Repeat all of the material below exactly as written, images excluded.

Dataset items

____

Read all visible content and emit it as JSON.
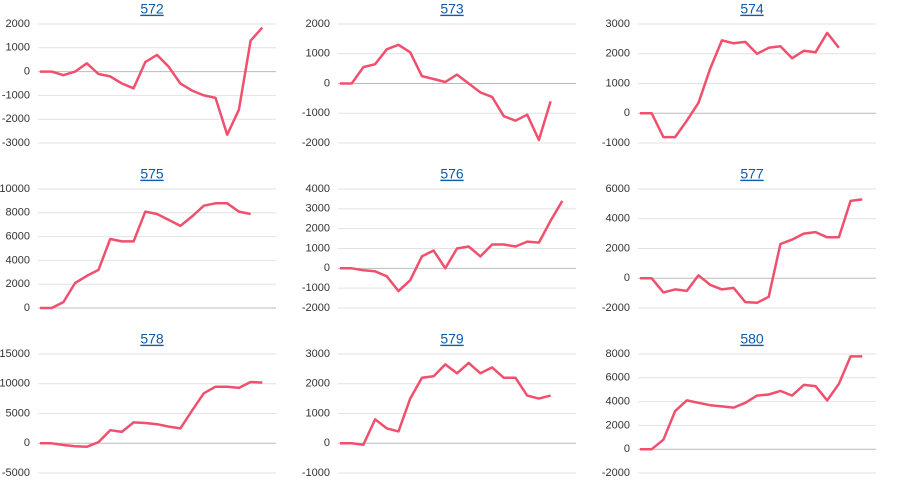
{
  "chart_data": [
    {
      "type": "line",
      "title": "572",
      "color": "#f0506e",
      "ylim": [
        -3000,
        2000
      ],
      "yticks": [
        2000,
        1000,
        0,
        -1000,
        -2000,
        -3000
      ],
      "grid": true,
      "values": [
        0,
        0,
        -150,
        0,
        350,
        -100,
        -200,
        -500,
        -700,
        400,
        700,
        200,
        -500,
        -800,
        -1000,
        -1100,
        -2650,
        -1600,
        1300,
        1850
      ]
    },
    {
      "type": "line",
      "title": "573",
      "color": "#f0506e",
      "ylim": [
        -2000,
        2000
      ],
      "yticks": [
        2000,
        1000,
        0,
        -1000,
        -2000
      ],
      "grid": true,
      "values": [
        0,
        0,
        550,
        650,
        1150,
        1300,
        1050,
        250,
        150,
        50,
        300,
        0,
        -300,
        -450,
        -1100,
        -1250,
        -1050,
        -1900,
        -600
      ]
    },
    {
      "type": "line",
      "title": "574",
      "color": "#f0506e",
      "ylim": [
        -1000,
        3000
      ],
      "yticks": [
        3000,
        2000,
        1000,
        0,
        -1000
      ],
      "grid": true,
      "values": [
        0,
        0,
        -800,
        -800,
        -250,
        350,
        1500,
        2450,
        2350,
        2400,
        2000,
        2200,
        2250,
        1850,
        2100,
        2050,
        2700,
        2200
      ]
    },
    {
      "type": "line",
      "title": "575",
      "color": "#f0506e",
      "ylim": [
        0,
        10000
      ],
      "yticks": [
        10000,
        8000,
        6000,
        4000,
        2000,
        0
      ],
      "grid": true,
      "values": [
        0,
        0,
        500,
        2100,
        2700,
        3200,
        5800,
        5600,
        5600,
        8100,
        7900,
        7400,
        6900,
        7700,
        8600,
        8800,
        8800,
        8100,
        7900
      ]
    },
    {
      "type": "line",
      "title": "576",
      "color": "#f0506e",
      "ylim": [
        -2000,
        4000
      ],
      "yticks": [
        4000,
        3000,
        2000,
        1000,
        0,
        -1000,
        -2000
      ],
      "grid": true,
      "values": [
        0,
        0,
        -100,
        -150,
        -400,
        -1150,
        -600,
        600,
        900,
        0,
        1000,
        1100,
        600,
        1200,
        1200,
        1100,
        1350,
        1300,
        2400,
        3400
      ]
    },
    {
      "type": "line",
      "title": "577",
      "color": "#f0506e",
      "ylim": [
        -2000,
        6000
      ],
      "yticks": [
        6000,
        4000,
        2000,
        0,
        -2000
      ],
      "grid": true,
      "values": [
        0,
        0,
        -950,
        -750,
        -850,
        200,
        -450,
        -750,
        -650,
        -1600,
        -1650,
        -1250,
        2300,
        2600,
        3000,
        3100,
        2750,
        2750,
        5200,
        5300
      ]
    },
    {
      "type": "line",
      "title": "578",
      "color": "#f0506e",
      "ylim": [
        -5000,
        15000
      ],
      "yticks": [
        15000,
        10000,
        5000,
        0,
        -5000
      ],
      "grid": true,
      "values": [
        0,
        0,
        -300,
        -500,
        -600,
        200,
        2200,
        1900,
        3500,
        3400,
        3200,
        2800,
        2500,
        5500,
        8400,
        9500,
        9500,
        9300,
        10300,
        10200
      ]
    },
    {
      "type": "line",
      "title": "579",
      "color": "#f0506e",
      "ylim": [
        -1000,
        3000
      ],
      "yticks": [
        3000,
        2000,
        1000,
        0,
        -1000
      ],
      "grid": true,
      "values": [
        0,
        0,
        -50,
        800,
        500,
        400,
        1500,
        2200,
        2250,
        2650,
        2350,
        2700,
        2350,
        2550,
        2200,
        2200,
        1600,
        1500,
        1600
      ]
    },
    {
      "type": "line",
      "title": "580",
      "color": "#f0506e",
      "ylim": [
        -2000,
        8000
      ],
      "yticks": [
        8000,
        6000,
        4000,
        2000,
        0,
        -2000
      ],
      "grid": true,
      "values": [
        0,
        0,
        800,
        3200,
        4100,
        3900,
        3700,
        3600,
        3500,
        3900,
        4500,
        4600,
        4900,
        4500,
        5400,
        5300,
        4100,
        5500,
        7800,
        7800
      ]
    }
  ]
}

____

__Result of the exercise__
Read all visible content and emit it as JSON.
{
  "chart_data": [
    {
      "type": "line",
      "title": "572",
      "color": "#f0506e",
      "ylim": [
        -3000,
        2000
      ],
      "yticks": [
        2000,
        1000,
        0,
        -1000,
        -2000,
        -3000
      ],
      "grid": true,
      "values": [
        0,
        0,
        -150,
        0,
        350,
        -100,
        -200,
        -500,
        -700,
        400,
        700,
        200,
        -500,
        -800,
        -1000,
        -1100,
        -2650,
        -1600,
        1300,
        1850
      ]
    },
    {
      "type": "line",
      "title": "573",
      "color": "#f0506e",
      "ylim": [
        -2000,
        2000
      ],
      "yticks": [
        2000,
        1000,
        0,
        -1000,
        -2000
      ],
      "grid": true,
      "values": [
        0,
        0,
        550,
        650,
        1150,
        1300,
        1050,
        250,
        150,
        50,
        300,
        0,
        -300,
        -450,
        -1100,
        -1250,
        -1050,
        -1900,
        -600
      ]
    },
    {
      "type": "line",
      "title": "574",
      "color": "#f0506e",
      "ylim": [
        -1000,
        3000
      ],
      "yticks": [
        3000,
        2000,
        1000,
        0,
        -1000
      ],
      "grid": true,
      "values": [
        0,
        0,
        -800,
        -800,
        -250,
        350,
        1500,
        2450,
        2350,
        2400,
        2000,
        2200,
        2250,
        1850,
        2100,
        2050,
        2700,
        2200
      ]
    },
    {
      "type": "line",
      "title": "575",
      "color": "#f0506e",
      "ylim": [
        0,
        10000
      ],
      "yticks": [
        10000,
        8000,
        6000,
        4000,
        2000,
        0
      ],
      "grid": true,
      "values": [
        0,
        0,
        500,
        2100,
        2700,
        3200,
        5800,
        5600,
        5600,
        8100,
        7900,
        7400,
        6900,
        7700,
        8600,
        8800,
        8800,
        8100,
        7900
      ]
    },
    {
      "type": "line",
      "title": "576",
      "color": "#f0506e",
      "ylim": [
        -2000,
        4000
      ],
      "yticks": [
        4000,
        3000,
        2000,
        1000,
        0,
        -1000,
        -2000
      ],
      "grid": true,
      "values": [
        0,
        0,
        -100,
        -150,
        -400,
        -1150,
        -600,
        600,
        900,
        0,
        1000,
        1100,
        600,
        1200,
        1200,
        1100,
        1350,
        1300,
        2400,
        3400
      ]
    },
    {
      "type": "line",
      "title": "577",
      "color": "#f0506e",
      "ylim": [
        -2000,
        6000
      ],
      "yticks": [
        6000,
        4000,
        2000,
        0,
        -2000
      ],
      "grid": true,
      "values": [
        0,
        0,
        -950,
        -750,
        -850,
        200,
        -450,
        -750,
        -650,
        -1600,
        -1650,
        -1250,
        2300,
        2600,
        3000,
        3100,
        2750,
        2750,
        5200,
        5300
      ]
    },
    {
      "type": "line",
      "title": "578",
      "color": "#f0506e",
      "ylim": [
        -5000,
        15000
      ],
      "yticks": [
        15000,
        10000,
        5000,
        0,
        -5000
      ],
      "grid": true,
      "values": [
        0,
        0,
        -300,
        -500,
        -600,
        200,
        2200,
        1900,
        3500,
        3400,
        3200,
        2800,
        2500,
        5500,
        8400,
        9500,
        9500,
        9300,
        10300,
        10200
      ]
    },
    {
      "type": "line",
      "title": "579",
      "color": "#f0506e",
      "ylim": [
        -1000,
        3000
      ],
      "yticks": [
        3000,
        2000,
        1000,
        0,
        -1000
      ],
      "grid": true,
      "values": [
        0,
        0,
        -50,
        800,
        500,
        400,
        1500,
        2200,
        2250,
        2650,
        2350,
        2700,
        2350,
        2550,
        2200,
        2200,
        1600,
        1500,
        1600
      ]
    },
    {
      "type": "line",
      "title": "580",
      "color": "#f0506e",
      "ylim": [
        -2000,
        8000
      ],
      "yticks": [
        8000,
        6000,
        4000,
        2000,
        0,
        -2000
      ],
      "grid": true,
      "values": [
        0,
        0,
        800,
        3200,
        4100,
        3900,
        3700,
        3600,
        3500,
        3900,
        4500,
        4600,
        4900,
        4500,
        5400,
        5300,
        4100,
        5500,
        7800,
        7800
      ]
    }
  ]
}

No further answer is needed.